Start
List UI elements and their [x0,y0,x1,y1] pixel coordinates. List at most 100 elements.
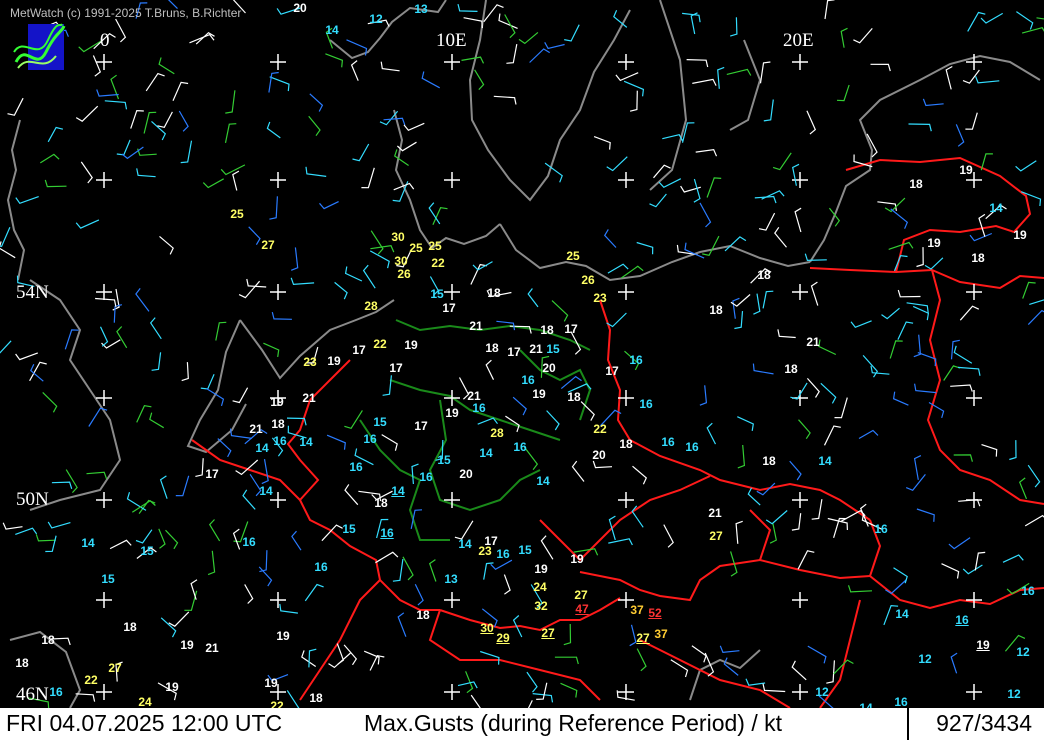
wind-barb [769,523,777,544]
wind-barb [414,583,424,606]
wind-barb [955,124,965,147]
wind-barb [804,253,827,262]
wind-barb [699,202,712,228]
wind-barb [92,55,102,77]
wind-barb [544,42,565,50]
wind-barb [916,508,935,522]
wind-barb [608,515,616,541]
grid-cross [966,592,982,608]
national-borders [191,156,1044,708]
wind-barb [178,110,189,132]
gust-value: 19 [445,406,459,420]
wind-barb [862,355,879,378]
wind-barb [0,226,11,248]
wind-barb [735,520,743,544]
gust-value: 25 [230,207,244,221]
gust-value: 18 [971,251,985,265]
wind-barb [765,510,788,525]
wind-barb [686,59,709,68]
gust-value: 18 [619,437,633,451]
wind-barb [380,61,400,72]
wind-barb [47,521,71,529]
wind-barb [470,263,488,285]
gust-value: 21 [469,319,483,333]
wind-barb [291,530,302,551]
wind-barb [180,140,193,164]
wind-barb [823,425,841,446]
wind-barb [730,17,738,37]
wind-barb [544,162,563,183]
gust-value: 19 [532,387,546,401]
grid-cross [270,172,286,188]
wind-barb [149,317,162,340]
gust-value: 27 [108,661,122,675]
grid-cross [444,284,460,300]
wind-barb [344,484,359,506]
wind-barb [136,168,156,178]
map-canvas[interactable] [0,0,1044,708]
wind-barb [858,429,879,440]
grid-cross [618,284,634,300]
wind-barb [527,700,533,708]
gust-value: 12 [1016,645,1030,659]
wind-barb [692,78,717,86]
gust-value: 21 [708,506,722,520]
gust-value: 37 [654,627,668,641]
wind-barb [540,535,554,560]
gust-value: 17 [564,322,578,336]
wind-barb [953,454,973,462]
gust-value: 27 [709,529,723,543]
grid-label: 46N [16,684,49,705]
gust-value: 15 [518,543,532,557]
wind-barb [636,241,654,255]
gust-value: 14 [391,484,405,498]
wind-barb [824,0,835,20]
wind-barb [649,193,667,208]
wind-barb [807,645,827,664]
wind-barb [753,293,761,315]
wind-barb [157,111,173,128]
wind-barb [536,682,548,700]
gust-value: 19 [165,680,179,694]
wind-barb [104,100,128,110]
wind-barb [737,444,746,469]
End
# GOAL
Print the part of the items above that opens with the line containing "wind-barb [769,523,777,544]" and closes with the line containing "wind-barb [47,521,71,529]". Include both end lines and keep every line unchanged.

# FULL RESPONSE
wind-barb [769,523,777,544]
wind-barb [414,583,424,606]
wind-barb [955,124,965,147]
wind-barb [804,253,827,262]
wind-barb [699,202,712,228]
wind-barb [92,55,102,77]
wind-barb [544,42,565,50]
wind-barb [916,508,935,522]
wind-barb [608,515,616,541]
grid-cross [966,592,982,608]
national-borders [191,156,1044,708]
wind-barb [178,110,189,132]
gust-value: 19 [445,406,459,420]
wind-barb [862,355,879,378]
wind-barb [0,226,11,248]
wind-barb [735,520,743,544]
gust-value: 25 [230,207,244,221]
gust-value: 18 [971,251,985,265]
wind-barb [765,510,788,525]
wind-barb [686,59,709,68]
gust-value: 18 [619,437,633,451]
wind-barb [380,61,400,72]
wind-barb [47,521,71,529]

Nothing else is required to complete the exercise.